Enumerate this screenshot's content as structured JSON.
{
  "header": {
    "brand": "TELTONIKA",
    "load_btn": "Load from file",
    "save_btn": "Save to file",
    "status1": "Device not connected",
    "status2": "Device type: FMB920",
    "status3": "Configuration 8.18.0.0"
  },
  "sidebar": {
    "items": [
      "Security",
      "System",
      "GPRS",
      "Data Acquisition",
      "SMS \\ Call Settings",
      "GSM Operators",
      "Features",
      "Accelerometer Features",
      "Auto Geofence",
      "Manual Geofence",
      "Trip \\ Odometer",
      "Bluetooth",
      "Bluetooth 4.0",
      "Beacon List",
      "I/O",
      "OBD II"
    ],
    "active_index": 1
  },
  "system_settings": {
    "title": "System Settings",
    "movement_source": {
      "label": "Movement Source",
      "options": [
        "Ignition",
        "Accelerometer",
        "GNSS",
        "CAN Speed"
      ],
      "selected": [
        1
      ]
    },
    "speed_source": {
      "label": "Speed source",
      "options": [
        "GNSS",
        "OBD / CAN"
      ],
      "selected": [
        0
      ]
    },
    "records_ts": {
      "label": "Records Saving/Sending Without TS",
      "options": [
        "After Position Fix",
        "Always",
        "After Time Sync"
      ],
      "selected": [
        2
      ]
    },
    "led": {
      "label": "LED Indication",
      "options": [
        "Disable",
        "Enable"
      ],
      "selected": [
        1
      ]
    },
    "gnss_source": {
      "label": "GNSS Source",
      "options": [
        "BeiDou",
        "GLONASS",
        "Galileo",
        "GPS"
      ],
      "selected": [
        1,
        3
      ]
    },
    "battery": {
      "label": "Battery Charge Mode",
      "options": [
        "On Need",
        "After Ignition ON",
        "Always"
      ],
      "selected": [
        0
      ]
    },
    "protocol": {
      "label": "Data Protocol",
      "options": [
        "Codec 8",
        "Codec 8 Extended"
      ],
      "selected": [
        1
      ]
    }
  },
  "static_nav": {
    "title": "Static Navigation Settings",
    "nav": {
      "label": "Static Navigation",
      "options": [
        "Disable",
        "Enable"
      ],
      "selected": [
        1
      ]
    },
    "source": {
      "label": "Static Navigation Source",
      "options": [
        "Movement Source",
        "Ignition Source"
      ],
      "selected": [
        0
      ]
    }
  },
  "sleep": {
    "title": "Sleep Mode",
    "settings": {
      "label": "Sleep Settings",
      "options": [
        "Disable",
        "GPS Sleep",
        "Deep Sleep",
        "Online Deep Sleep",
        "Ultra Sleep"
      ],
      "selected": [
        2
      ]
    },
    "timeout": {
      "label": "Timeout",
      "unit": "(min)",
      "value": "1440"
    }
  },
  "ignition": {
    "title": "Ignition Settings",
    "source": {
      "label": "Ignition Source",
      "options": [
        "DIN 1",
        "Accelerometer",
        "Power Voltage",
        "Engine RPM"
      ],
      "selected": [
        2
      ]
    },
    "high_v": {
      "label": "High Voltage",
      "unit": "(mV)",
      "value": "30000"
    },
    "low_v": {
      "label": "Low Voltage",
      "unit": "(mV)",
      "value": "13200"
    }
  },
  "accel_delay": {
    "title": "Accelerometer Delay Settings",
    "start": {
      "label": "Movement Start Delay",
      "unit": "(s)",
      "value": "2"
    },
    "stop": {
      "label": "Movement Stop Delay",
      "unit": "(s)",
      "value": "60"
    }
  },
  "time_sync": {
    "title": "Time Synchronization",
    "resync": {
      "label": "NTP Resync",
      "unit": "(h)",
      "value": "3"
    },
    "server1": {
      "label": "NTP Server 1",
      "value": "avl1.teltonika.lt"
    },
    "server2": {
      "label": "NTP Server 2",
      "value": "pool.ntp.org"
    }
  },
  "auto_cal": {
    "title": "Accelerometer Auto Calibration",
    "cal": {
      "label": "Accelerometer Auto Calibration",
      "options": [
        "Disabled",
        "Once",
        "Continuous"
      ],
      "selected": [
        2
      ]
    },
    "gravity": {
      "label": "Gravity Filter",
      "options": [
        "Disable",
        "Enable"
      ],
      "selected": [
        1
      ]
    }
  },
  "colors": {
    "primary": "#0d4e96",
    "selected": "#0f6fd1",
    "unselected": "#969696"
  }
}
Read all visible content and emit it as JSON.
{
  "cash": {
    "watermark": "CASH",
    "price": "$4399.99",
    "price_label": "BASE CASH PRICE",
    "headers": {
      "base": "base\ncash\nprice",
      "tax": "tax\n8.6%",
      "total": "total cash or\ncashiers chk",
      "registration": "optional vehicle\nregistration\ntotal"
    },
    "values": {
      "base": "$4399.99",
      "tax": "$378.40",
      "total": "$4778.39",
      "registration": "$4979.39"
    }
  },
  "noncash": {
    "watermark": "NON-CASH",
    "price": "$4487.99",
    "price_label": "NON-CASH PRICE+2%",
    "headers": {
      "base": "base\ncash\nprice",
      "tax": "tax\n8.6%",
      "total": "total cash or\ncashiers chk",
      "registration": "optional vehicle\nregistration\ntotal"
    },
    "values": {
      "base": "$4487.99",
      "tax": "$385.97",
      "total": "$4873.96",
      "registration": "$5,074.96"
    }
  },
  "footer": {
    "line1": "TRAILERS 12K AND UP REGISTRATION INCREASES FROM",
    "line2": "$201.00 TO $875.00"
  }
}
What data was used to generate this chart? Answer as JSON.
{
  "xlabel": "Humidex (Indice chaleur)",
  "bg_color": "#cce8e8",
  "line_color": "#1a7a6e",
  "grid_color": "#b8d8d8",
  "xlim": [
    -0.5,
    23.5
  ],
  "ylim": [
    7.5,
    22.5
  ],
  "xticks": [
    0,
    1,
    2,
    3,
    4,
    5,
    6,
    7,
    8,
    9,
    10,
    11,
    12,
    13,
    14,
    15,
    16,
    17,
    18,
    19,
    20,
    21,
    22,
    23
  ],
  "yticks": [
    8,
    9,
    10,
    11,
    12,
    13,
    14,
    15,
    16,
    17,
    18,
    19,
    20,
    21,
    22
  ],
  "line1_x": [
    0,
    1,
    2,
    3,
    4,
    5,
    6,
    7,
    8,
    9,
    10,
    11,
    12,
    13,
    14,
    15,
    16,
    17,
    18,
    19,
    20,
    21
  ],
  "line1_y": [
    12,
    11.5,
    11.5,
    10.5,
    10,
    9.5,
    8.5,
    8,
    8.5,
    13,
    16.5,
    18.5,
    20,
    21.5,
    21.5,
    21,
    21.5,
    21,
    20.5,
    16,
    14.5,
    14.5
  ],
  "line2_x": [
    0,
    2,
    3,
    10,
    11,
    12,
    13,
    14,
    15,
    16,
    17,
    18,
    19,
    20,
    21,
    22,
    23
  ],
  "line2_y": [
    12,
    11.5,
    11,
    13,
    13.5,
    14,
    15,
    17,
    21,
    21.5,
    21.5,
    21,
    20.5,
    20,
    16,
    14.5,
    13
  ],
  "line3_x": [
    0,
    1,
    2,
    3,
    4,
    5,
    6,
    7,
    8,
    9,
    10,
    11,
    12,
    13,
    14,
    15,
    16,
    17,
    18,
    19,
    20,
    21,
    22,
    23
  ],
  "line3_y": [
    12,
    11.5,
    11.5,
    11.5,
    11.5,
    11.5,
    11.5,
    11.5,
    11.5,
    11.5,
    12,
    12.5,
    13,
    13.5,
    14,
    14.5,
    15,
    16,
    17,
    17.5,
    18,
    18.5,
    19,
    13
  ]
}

_ _ _ _ _

Pull out every line containing "file".

    "load_btn": "Load from file",
    "save_btn": "Save to file",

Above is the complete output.